## Collected data
start
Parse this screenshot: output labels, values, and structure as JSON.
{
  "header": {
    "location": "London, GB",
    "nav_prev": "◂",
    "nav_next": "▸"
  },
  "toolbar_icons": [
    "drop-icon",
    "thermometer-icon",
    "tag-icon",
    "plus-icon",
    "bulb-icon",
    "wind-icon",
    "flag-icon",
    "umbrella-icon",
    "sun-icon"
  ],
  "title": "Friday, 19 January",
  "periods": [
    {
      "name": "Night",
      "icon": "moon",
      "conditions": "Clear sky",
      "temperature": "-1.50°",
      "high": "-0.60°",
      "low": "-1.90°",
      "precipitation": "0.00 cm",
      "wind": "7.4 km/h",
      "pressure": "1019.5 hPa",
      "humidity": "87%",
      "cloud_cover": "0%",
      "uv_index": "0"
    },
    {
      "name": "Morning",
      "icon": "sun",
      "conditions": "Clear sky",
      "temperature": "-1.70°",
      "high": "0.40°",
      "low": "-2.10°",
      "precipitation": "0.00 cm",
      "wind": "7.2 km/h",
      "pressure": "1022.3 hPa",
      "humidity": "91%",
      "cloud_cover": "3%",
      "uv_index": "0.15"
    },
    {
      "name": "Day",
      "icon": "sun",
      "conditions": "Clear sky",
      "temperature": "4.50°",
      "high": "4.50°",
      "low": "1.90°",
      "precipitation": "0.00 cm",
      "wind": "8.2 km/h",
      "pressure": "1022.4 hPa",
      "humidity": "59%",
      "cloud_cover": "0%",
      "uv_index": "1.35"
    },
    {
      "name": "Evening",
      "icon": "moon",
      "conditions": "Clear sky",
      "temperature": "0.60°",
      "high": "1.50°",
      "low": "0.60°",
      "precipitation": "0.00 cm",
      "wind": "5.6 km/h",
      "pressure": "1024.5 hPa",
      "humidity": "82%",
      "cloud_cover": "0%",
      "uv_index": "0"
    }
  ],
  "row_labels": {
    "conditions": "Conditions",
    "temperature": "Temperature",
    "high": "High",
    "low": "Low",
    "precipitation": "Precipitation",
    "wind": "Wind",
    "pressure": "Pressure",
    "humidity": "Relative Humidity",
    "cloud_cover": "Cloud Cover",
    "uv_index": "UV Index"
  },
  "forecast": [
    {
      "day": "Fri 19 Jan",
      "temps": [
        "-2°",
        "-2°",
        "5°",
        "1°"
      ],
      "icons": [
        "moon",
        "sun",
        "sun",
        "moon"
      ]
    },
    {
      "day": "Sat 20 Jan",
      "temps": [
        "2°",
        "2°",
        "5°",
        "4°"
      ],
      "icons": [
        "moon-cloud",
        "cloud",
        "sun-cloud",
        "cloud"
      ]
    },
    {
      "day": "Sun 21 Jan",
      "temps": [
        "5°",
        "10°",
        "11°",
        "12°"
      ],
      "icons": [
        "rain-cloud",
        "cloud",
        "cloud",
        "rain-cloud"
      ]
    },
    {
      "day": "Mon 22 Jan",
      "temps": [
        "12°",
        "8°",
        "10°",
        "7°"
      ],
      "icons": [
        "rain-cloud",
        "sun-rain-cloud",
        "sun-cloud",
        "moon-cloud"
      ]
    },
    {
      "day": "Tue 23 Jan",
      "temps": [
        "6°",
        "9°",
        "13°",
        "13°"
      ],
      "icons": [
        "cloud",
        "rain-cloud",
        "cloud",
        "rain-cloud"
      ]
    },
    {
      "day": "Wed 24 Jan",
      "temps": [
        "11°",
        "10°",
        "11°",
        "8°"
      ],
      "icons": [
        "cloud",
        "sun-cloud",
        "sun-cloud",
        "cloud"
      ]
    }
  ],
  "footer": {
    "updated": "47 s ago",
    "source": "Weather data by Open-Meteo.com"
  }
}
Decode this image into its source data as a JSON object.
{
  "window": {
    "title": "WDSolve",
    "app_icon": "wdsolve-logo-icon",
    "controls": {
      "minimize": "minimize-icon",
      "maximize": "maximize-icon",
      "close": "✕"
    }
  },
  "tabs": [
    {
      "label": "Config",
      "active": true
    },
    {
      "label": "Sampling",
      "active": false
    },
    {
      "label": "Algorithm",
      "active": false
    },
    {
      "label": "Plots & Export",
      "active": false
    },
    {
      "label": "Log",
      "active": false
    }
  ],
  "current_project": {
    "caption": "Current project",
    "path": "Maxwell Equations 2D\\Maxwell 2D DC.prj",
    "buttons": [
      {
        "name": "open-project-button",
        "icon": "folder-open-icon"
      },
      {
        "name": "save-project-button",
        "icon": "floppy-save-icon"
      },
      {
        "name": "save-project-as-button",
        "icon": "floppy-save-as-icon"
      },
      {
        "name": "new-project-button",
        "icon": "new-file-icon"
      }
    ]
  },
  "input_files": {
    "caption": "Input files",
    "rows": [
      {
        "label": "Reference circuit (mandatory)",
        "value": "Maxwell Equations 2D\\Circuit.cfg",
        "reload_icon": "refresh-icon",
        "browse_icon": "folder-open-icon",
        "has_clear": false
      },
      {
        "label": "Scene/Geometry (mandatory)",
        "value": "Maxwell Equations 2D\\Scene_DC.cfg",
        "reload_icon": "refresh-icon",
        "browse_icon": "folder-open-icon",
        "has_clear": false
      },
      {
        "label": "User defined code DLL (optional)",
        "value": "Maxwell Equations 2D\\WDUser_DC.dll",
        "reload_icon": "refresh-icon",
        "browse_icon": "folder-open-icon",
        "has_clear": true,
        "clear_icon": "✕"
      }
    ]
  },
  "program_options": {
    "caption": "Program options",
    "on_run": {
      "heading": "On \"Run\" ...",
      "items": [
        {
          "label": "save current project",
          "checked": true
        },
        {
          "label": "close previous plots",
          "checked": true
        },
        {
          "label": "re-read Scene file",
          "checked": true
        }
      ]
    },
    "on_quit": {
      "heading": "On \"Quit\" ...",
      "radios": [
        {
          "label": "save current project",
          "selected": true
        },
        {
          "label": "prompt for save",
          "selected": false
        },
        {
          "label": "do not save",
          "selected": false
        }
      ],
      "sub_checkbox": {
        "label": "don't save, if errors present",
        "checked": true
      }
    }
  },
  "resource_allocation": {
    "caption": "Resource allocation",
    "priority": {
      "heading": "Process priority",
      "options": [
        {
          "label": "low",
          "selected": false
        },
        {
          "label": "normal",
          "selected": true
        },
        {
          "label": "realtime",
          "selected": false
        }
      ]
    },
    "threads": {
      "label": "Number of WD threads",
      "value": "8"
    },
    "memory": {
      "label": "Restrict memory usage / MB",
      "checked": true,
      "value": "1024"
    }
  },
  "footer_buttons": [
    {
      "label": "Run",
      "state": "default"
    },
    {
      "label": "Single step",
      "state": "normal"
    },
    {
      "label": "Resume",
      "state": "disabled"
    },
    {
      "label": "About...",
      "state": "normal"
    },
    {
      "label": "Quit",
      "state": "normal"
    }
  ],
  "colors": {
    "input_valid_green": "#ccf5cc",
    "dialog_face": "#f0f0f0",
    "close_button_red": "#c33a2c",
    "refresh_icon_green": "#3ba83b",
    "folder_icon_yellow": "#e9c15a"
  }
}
end
## Goal
Retype the listing. Match it exactly.

## Solution to the exercise
Parse this screenshot: output labels, values, and structure as JSON.
{
  "header": {
    "location": "London, GB",
    "nav_prev": "◂",
    "nav_next": "▸"
  },
  "toolbar_icons": [
    "drop-icon",
    "thermometer-icon",
    "tag-icon",
    "plus-icon",
    "bulb-icon",
    "wind-icon",
    "flag-icon",
    "umbrella-icon",
    "sun-icon"
  ],
  "title": "Friday, 19 January",
  "periods": [
    {
      "name": "Night",
      "icon": "moon",
      "conditions": "Clear sky",
      "temperature": "-1.50°",
      "high": "-0.60°",
      "low": "-1.90°",
      "precipitation": "0.00 cm",
      "wind": "7.4 km/h",
      "pressure": "1019.5 hPa",
      "humidity": "87%",
      "cloud_cover": "0%",
      "uv_index": "0"
    },
    {
      "name": "Morning",
      "icon": "sun",
      "conditions": "Clear sky",
      "temperature": "-1.70°",
      "high": "0.40°",
      "low": "-2.10°",
      "precipitation": "0.00 cm",
      "wind": "7.2 km/h",
      "pressure": "1022.3 hPa",
      "humidity": "91%",
      "cloud_cover": "3%",
      "uv_index": "0.15"
    },
    {
      "name": "Day",
      "icon": "sun",
      "conditions": "Clear sky",
      "temperature": "4.50°",
      "high": "4.50°",
      "low": "1.90°",
      "precipitation": "0.00 cm",
      "wind": "8.2 km/h",
      "pressure": "1022.4 hPa",
      "humidity": "59%",
      "cloud_cover": "0%",
      "uv_index": "1.35"
    },
    {
      "name": "Evening",
      "icon": "moon",
      "conditions": "Clear sky",
      "temperature": "0.60°",
      "high": "1.50°",
      "low": "0.60°",
      "precipitation": "0.00 cm",
      "wind": "5.6 km/h",
      "pressure": "1024.5 hPa",
      "humidity": "82%",
      "cloud_cover": "0%",
      "uv_index": "0"
    }
  ],
  "row_labels": {
    "conditions": "Conditions",
    "temperature": "Temperature",
    "high": "High",
    "low": "Low",
    "precipitation": "Precipitation",
    "wind": "Wind",
    "pressure": "Pressure",
    "humidity": "Relative Humidity",
    "cloud_cover": "Cloud Cover",
    "uv_index": "UV Index"
  },
  "forecast": [
    {
      "day": "Fri 19 Jan",
      "temps": [
        "-2°",
        "-2°",
        "5°",
        "1°"
      ],
      "icons": [
        "moon",
        "sun",
        "sun",
        "moon"
      ]
    },
    {
      "day": "Sat 20 Jan",
      "temps": [
        "2°",
        "2°",
        "5°",
        "4°"
      ],
      "icons": [
        "moon-cloud",
        "cloud",
        "sun-cloud",
        "cloud"
      ]
    },
    {
      "day": "Sun 21 Jan",
      "temps": [
        "5°",
        "10°",
        "11°",
        "12°"
      ],
      "icons": [
        "rain-cloud",
        "cloud",
        "cloud",
        "rain-cloud"
      ]
    },
    {
      "day": "Mon 22 Jan",
      "temps": [
        "12°",
        "8°",
        "10°",
        "7°"
      ],
      "icons": [
        "rain-cloud",
        "sun-rain-cloud",
        "sun-cloud",
        "moon-cloud"
      ]
    },
    {
      "day": "Tue 23 Jan",
      "temps": [
        "6°",
        "9°",
        "13°",
        "13°"
      ],
      "icons": [
        "cloud",
        "rain-cloud",
        "cloud",
        "rain-cloud"
      ]
    },
    {
      "day": "Wed 24 Jan",
      "temps": [
        "11°",
        "10°",
        "11°",
        "8°"
      ],
      "icons": [
        "cloud",
        "sun-cloud",
        "sun-cloud",
        "cloud"
      ]
    }
  ],
  "footer": {
    "updated": "47 s ago",
    "source": "Weather data by Open-Meteo.com"
  }
}
Decode this image into its source data as a JSON object.
{
  "window": {
    "title": "WDSolve",
    "app_icon": "wdsolve-logo-icon",
    "controls": {
      "minimize": "minimize-icon",
      "maximize": "maximize-icon",
      "close": "✕"
    }
  },
  "tabs": [
    {
      "label": "Config",
      "active": true
    },
    {
      "label": "Sampling",
      "active": false
    },
    {
      "label": "Algorithm",
      "active": false
    },
    {
      "label": "Plots & Export",
      "active": false
    },
    {
      "label": "Log",
      "active": false
    }
  ],
  "current_project": {
    "caption": "Current project",
    "path": "Maxwell Equations 2D\\Maxwell 2D DC.prj",
    "buttons": [
      {
        "name": "open-project-button",
        "icon": "folder-open-icon"
      },
      {
        "name": "save-project-button",
        "icon": "floppy-save-icon"
      },
      {
        "name": "save-project-as-button",
        "icon": "floppy-save-as-icon"
      },
      {
        "name": "new-project-button",
        "icon": "new-file-icon"
      }
    ]
  },
  "input_files": {
    "caption": "Input files",
    "rows": [
      {
        "label": "Reference circuit (mandatory)",
        "value": "Maxwell Equations 2D\\Circuit.cfg",
        "reload_icon": "refresh-icon",
        "browse_icon": "folder-open-icon",
        "has_clear": false
      },
      {
        "label": "Scene/Geometry (mandatory)",
        "value": "Maxwell Equations 2D\\Scene_DC.cfg",
        "reload_icon": "refresh-icon",
        "browse_icon": "folder-open-icon",
        "has_clear": false
      },
      {
        "label": "User defined code DLL (optional)",
        "value": "Maxwell Equations 2D\\WDUser_DC.dll",
        "reload_icon": "refresh-icon",
        "browse_icon": "folder-open-icon",
        "has_clear": true,
        "clear_icon": "✕"
      }
    ]
  },
  "program_options": {
    "caption": "Program options",
    "on_run": {
      "heading": "On \"Run\" ...",
      "items": [
        {
          "label": "save current project",
          "checked": true
        },
        {
          "label": "close previous plots",
          "checked": true
        },
        {
          "label": "re-read Scene file",
          "checked": true
        }
      ]
    },
    "on_quit": {
      "heading": "On \"Quit\" ...",
      "radios": [
        {
          "label": "save current project",
          "selected": true
        },
        {
          "label": "prompt for save",
          "selected": false
        },
        {
          "label": "do not save",
          "selected": false
        }
      ],
      "sub_checkbox": {
        "label": "don't save, if errors present",
        "checked": true
      }
    }
  },
  "resource_allocation": {
    "caption": "Resource allocation",
    "priority": {
      "heading": "Process priority",
      "options": [
        {
          "label": "low",
          "selected": false
        },
        {
          "label": "normal",
          "selected": true
        },
        {
          "label": "realtime",
          "selected": false
        }
      ]
    },
    "threads": {
      "label": "Number of WD threads",
      "value": "8"
    },
    "memory": {
      "label": "Restrict memory usage / MB",
      "checked": true,
      "value": "1024"
    }
  },
  "footer_buttons": [
    {
      "label": "Run",
      "state": "default"
    },
    {
      "label": "Single step",
      "state": "normal"
    },
    {
      "label": "Resume",
      "state": "disabled"
    },
    {
      "label": "About...",
      "state": "normal"
    },
    {
      "label": "Quit",
      "state": "normal"
    }
  ],
  "colors": {
    "input_valid_green": "#ccf5cc",
    "dialog_face": "#f0f0f0",
    "close_button_red": "#c33a2c",
    "refresh_icon_green": "#3ba83b",
    "folder_icon_yellow": "#e9c15a"
  }
}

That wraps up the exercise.